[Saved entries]
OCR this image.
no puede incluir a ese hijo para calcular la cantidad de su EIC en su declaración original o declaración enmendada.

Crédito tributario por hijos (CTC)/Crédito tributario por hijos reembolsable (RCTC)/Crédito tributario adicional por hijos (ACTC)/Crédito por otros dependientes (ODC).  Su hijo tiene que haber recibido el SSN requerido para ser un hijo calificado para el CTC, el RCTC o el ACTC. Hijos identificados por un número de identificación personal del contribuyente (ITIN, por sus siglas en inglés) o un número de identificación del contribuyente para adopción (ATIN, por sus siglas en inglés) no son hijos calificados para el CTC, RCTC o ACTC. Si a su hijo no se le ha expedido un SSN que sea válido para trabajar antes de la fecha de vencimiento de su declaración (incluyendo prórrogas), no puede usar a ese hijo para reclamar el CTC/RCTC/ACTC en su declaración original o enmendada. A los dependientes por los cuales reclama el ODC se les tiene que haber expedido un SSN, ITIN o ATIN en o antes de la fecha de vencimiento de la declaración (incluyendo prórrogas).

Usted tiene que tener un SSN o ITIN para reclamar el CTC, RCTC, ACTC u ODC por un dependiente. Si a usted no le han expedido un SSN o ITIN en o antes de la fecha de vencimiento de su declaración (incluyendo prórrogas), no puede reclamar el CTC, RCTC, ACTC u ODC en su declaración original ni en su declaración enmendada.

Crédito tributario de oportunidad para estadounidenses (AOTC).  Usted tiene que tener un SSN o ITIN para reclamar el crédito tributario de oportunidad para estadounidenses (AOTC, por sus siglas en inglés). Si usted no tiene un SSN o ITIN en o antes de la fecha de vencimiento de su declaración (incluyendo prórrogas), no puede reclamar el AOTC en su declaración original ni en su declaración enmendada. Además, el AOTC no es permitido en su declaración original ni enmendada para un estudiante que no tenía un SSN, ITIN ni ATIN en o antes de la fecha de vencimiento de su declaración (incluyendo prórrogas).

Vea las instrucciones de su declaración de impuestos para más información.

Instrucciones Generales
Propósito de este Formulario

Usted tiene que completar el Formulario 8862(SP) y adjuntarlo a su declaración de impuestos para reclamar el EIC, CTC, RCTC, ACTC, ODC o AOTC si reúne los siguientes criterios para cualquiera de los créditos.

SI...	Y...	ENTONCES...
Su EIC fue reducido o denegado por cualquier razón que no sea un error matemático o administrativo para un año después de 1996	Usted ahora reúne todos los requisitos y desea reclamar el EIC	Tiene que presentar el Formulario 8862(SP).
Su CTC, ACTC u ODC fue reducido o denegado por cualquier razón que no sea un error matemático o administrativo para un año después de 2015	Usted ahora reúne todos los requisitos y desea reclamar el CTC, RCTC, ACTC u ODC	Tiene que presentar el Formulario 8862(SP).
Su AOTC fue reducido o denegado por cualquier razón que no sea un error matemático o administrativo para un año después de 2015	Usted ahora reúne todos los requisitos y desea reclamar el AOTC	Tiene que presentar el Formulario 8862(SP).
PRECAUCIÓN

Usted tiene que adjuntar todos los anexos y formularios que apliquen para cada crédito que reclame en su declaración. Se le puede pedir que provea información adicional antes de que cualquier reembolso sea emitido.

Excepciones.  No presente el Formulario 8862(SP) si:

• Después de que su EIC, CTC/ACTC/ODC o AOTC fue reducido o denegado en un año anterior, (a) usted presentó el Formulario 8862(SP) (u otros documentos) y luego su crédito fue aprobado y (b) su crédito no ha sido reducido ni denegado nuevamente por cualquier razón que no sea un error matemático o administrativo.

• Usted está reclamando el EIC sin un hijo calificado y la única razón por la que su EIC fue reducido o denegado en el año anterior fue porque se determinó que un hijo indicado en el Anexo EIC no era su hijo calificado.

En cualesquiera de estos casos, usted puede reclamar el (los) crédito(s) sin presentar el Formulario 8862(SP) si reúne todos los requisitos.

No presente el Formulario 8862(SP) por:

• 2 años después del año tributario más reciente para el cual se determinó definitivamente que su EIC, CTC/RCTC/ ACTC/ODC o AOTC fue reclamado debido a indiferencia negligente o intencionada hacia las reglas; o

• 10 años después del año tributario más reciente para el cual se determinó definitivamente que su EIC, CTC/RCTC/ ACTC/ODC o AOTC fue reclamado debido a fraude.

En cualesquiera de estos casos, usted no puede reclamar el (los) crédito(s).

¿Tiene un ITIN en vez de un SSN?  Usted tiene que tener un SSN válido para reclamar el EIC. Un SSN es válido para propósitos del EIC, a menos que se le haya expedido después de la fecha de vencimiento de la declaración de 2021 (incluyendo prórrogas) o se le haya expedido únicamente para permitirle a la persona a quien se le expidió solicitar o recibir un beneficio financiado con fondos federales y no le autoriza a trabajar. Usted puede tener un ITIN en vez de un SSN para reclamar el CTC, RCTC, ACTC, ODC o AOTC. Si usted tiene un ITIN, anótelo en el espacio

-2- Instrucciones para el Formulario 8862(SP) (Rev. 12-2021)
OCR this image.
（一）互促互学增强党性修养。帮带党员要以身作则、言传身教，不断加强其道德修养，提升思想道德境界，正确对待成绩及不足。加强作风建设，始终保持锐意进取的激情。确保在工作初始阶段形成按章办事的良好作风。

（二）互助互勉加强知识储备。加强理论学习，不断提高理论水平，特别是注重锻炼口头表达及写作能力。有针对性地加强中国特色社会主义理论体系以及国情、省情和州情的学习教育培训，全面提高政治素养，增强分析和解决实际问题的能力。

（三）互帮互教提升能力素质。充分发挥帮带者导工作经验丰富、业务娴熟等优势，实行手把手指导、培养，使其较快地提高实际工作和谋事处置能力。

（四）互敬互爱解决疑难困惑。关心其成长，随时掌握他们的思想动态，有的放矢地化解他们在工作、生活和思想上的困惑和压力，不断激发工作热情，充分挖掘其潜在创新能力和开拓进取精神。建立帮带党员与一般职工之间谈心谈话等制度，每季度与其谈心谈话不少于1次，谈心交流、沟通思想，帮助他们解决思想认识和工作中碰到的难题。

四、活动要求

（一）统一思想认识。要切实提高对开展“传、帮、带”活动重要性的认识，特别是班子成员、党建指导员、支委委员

* DIRECTION:
From the material above, copy each line that includes the word "presente".

* THE RESULT:
Excepciones.  No presente el Formulario 8862(SP) si:
No presente el Formulario 8862(SP) por:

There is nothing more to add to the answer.